_Work to complete_.
Return the listing below word for word.

* START Source material *

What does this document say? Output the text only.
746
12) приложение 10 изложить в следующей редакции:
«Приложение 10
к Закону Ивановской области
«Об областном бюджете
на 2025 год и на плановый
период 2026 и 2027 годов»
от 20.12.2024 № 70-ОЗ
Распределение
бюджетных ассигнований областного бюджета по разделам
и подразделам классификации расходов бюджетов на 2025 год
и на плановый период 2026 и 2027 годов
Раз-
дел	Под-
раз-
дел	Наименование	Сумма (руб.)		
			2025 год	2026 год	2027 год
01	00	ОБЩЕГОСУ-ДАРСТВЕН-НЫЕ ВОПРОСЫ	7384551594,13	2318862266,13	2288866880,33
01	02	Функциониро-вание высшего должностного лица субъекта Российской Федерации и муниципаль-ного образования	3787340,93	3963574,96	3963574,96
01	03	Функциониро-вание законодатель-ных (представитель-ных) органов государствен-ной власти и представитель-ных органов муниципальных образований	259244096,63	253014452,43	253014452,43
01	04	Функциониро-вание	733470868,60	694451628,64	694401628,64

* END Source material *

_Written reply_.
What does this document say? Output the text only.
746
12) приложение 10 изложить в следующей редакции:
«Приложение 10
к Закону Ивановской области
«Об областном бюджете
на 2025 год и на плановый
период 2026 и 2027 годов»
от 20.12.2024 № 70-ОЗ
Распределение
бюджетных ассигнований областного бюджета по разделам
и подразделам классификации расходов бюджетов на 2025 год
и на плановый период 2026 и 2027 годов
Раз-
дел	Под-
раз-
дел	Наименование	Сумма (руб.)		
			2025 год	2026 год	2027 год
01	00	ОБЩЕГОСУ-ДАРСТВЕН-НЫЕ ВОПРОСЫ	7384551594,13	2318862266,13	2288866880,33
01	02	Функциониро-вание высшего должностного лица субъекта Российской Федерации и муниципаль-ного образования	3787340,93	3963574,96	3963574,96
01	03	Функциониро-вание законодатель-ных (представитель-ных) органов государствен-ной власти и представитель-ных органов муниципальных образований	259244096,63	253014452,43	253014452,43
01	04	Функциониро-вание	733470868,60	694451628,64	694401628,64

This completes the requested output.